Set exercise: The listing below should be printed exactly, every line of it. Skip the pictures.
** start Provided data **
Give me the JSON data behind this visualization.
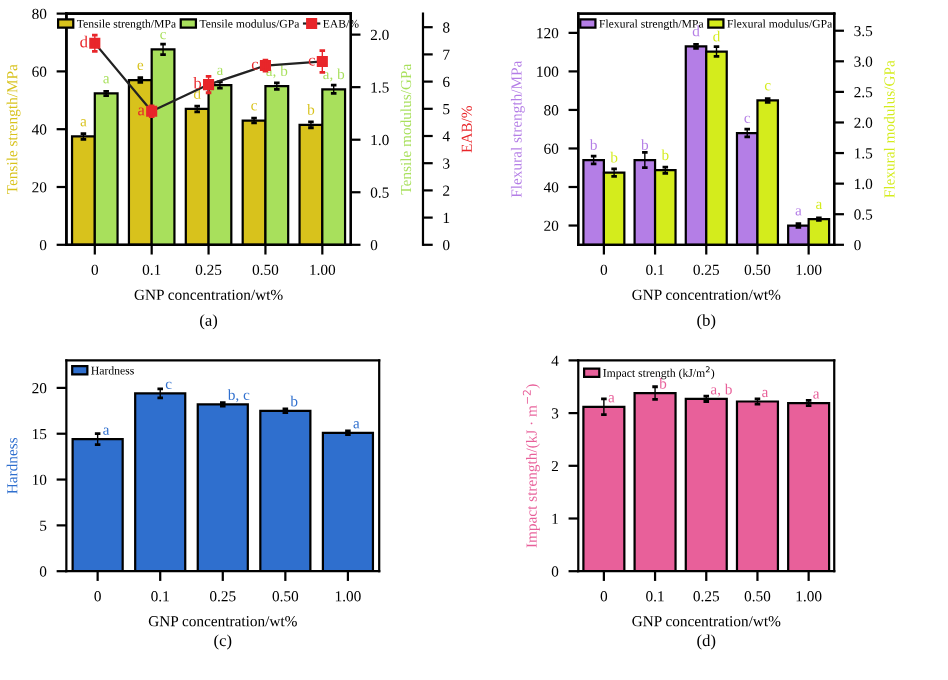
{
  "chart_data": [
    {
      "type": "bar",
      "categories": [
        "0",
        "0.1",
        "0.25",
        "0.50",
        "1.00"
      ],
      "xlabel": "GNP concentration/wt%",
      "ylabel": "Tensile strength/MPa",
      "y2label": "Tensile modulus/GPa",
      "y3label": "EAB/%",
      "ylim": [
        0,
        80
      ],
      "yticks": [
        0,
        20,
        40,
        60,
        80
      ],
      "y2lim": [
        0,
        2.2
      ],
      "y2ticks": [
        0,
        0.5,
        {
          "value": 1,
          "label": "1.0"
        },
        1.5,
        {
          "value": 2,
          "label": "2.0"
        }
      ],
      "y3lim": [
        0,
        8.5
      ],
      "y3ticks": [
        0,
        1,
        2,
        3,
        4,
        5,
        6,
        7,
        8
      ],
      "legend": "top",
      "annotations": [
        "(a)"
      ],
      "series": [
        {
          "name": "Tensile strength/MPa",
          "color": "#d8c21c",
          "values": [
            37.5,
            57,
            47,
            43,
            41.5
          ],
          "errors": [
            1,
            0.8,
            1,
            0.8,
            1
          ],
          "value_labels": [
            "a",
            "e",
            "d",
            "c",
            "b"
          ]
        },
        {
          "name": "Tensile modulus/GPa",
          "color": "#a8e05c",
          "axis": "y2",
          "values": [
            1.44,
            1.86,
            1.52,
            1.51,
            1.48
          ],
          "errors": [
            0.02,
            0.05,
            0.03,
            0.03,
            0.04
          ],
          "value_labels": [
            "a",
            "c",
            "a",
            "a, b",
            "a, b"
          ]
        },
        {
          "name": "EAB/%",
          "type": "line",
          "color": "#e8262a",
          "axis": "y3",
          "marker": "square",
          "values": [
            7.41,
            4.91,
            5.89,
            6.59,
            6.74
          ],
          "errors": [
            0.3,
            0.2,
            0.3,
            0.2,
            0.4
          ],
          "value_labels": [
            "d",
            "a",
            "b",
            "c",
            "c"
          ]
        }
      ]
    },
    {
      "type": "bar",
      "categories": [
        "0",
        "0.1",
        "0.25",
        "0.50",
        "1.00"
      ],
      "xlabel": "GNP concentration/wt%",
      "ylabel": "Flexural strength/MPa",
      "y2label": "Flexural modulus/GPa",
      "ylim": [
        10,
        130
      ],
      "yticks": [
        20,
        40,
        60,
        80,
        100,
        120
      ],
      "y2lim": [
        0,
        3.78
      ],
      "y2ticks": [
        0,
        0.5,
        {
          "value": 1,
          "label": "1.0"
        },
        1.5,
        {
          "value": 2,
          "label": "2.0"
        },
        2.5,
        {
          "value": 3,
          "label": "3.0"
        },
        3.5
      ],
      "legend": "top",
      "annotations": [
        "(b)"
      ],
      "series": [
        {
          "name": "Flexural strength/MPa",
          "color": "#b47ee6",
          "values": [
            54,
            54,
            113,
            68,
            20
          ],
          "errors": [
            2,
            4,
            1,
            2,
            1
          ],
          "value_labels": [
            "b",
            "b",
            "d",
            "c",
            "a"
          ]
        },
        {
          "name": "Flexural modulus/GPa",
          "color": "#d4ec1c",
          "axis": "y2",
          "values": [
            1.18,
            1.22,
            3.16,
            2.36,
            0.42
          ],
          "errors": [
            0.06,
            0.05,
            0.08,
            0.03,
            0.02
          ],
          "value_labels": [
            "b",
            "b",
            "d",
            "c",
            "a"
          ]
        }
      ]
    },
    {
      "type": "bar",
      "categories": [
        "0",
        "0.1",
        "0.25",
        "0.50",
        "1.00"
      ],
      "xlabel": "GNP concentration/wt%",
      "ylabel": "Hardness",
      "ylim": [
        0,
        23
      ],
      "yticks": [
        0,
        5,
        10,
        15,
        20
      ],
      "legend": "top left",
      "annotations": [
        "(c)"
      ],
      "series": [
        {
          "name": "Hardness",
          "color": "#2f6fce",
          "values": [
            14.4,
            19.4,
            18.2,
            17.5,
            15.1
          ],
          "errors": [
            0.6,
            0.5,
            0.2,
            0.2,
            0.2
          ],
          "value_labels": [
            "a",
            "c",
            "b, c",
            "b",
            "a"
          ]
        }
      ]
    },
    {
      "type": "bar",
      "categories": [
        "0",
        "0.1",
        "0.25",
        "0.50",
        "1.00"
      ],
      "xlabel": "GNP concentration/wt%",
      "ylabel": "Impact strength/(kJ · m$^{−2}$)",
      "ylim": [
        0,
        4
      ],
      "yticks": [
        0,
        1,
        2,
        3,
        4
      ],
      "legend": "top left",
      "annotations": [
        "(d)"
      ],
      "series": [
        {
          "name": "Impact strength (kJ/m$^{2}$)",
          "color": "#e8609a",
          "values": [
            3.12,
            3.38,
            3.27,
            3.22,
            3.19
          ],
          "errors": [
            0.15,
            0.12,
            0.05,
            0.05,
            0.05
          ],
          "value_labels": [
            "a",
            "b",
            "a, b",
            "a",
            "a"
          ]
        }
      ]
    }
  ]
}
** end Provided data **
Result of this task:
Give me the JSON data behind this visualization.
{
  "chart_data": [
    {
      "type": "bar",
      "categories": [
        "0",
        "0.1",
        "0.25",
        "0.50",
        "1.00"
      ],
      "xlabel": "GNP concentration/wt%",
      "ylabel": "Tensile strength/MPa",
      "y2label": "Tensile modulus/GPa",
      "y3label": "EAB/%",
      "ylim": [
        0,
        80
      ],
      "yticks": [
        0,
        20,
        40,
        60,
        80
      ],
      "y2lim": [
        0,
        2.2
      ],
      "y2ticks": [
        0,
        0.5,
        {
          "value": 1,
          "label": "1.0"
        },
        1.5,
        {
          "value": 2,
          "label": "2.0"
        }
      ],
      "y3lim": [
        0,
        8.5
      ],
      "y3ticks": [
        0,
        1,
        2,
        3,
        4,
        5,
        6,
        7,
        8
      ],
      "legend": "top",
      "annotations": [
        "(a)"
      ],
      "series": [
        {
          "name": "Tensile strength/MPa",
          "color": "#d8c21c",
          "values": [
            37.5,
            57,
            47,
            43,
            41.5
          ],
          "errors": [
            1,
            0.8,
            1,
            0.8,
            1
          ],
          "value_labels": [
            "a",
            "e",
            "d",
            "c",
            "b"
          ]
        },
        {
          "name": "Tensile modulus/GPa",
          "color": "#a8e05c",
          "axis": "y2",
          "values": [
            1.44,
            1.86,
            1.52,
            1.51,
            1.48
          ],
          "errors": [
            0.02,
            0.05,
            0.03,
            0.03,
            0.04
          ],
          "value_labels": [
            "a",
            "c",
            "a",
            "a, b",
            "a, b"
          ]
        },
        {
          "name": "EAB/%",
          "type": "line",
          "color": "#e8262a",
          "axis": "y3",
          "marker": "square",
          "values": [
            7.41,
            4.91,
            5.89,
            6.59,
            6.74
          ],
          "errors": [
            0.3,
            0.2,
            0.3,
            0.2,
            0.4
          ],
          "value_labels": [
            "d",
            "a",
            "b",
            "c",
            "c"
          ]
        }
      ]
    },
    {
      "type": "bar",
      "categories": [
        "0",
        "0.1",
        "0.25",
        "0.50",
        "1.00"
      ],
      "xlabel": "GNP concentration/wt%",
      "ylabel": "Flexural strength/MPa",
      "y2label": "Flexural modulus/GPa",
      "ylim": [
        10,
        130
      ],
      "yticks": [
        20,
        40,
        60,
        80,
        100,
        120
      ],
      "y2lim": [
        0,
        3.78
      ],
      "y2ticks": [
        0,
        0.5,
        {
          "value": 1,
          "label": "1.0"
        },
        1.5,
        {
          "value": 2,
          "label": "2.0"
        },
        2.5,
        {
          "value": 3,
          "label": "3.0"
        },
        3.5
      ],
      "legend": "top",
      "annotations": [
        "(b)"
      ],
      "series": [
        {
          "name": "Flexural strength/MPa",
          "color": "#b47ee6",
          "values": [
            54,
            54,
            113,
            68,
            20
          ],
          "errors": [
            2,
            4,
            1,
            2,
            1
          ],
          "value_labels": [
            "b",
            "b",
            "d",
            "c",
            "a"
          ]
        },
        {
          "name": "Flexural modulus/GPa",
          "color": "#d4ec1c",
          "axis": "y2",
          "values": [
            1.18,
            1.22,
            3.16,
            2.36,
            0.42
          ],
          "errors": [
            0.06,
            0.05,
            0.08,
            0.03,
            0.02
          ],
          "value_labels": [
            "b",
            "b",
            "d",
            "c",
            "a"
          ]
        }
      ]
    },
    {
      "type": "bar",
      "categories": [
        "0",
        "0.1",
        "0.25",
        "0.50",
        "1.00"
      ],
      "xlabel": "GNP concentration/wt%",
      "ylabel": "Hardness",
      "ylim": [
        0,
        23
      ],
      "yticks": [
        0,
        5,
        10,
        15,
        20
      ],
      "legend": "top left",
      "annotations": [
        "(c)"
      ],
      "series": [
        {
          "name": "Hardness",
          "color": "#2f6fce",
          "values": [
            14.4,
            19.4,
            18.2,
            17.5,
            15.1
          ],
          "errors": [
            0.6,
            0.5,
            0.2,
            0.2,
            0.2
          ],
          "value_labels": [
            "a",
            "c",
            "b, c",
            "b",
            "a"
          ]
        }
      ]
    },
    {
      "type": "bar",
      "categories": [
        "0",
        "0.1",
        "0.25",
        "0.50",
        "1.00"
      ],
      "xlabel": "GNP concentration/wt%",
      "ylabel": "Impact strength/(kJ · m$^{−2}$)",
      "ylim": [
        0,
        4
      ],
      "yticks": [
        0,
        1,
        2,
        3,
        4
      ],
      "legend": "top left",
      "annotations": [
        "(d)"
      ],
      "series": [
        {
          "name": "Impact strength (kJ/m$^{2}$)",
          "color": "#e8609a",
          "values": [
            3.12,
            3.38,
            3.27,
            3.22,
            3.19
          ],
          "errors": [
            0.15,
            0.12,
            0.05,
            0.05,
            0.05
          ],
          "value_labels": [
            "a",
            "b",
            "a, b",
            "a",
            "a"
          ]
        }
      ]
    }
  ]
}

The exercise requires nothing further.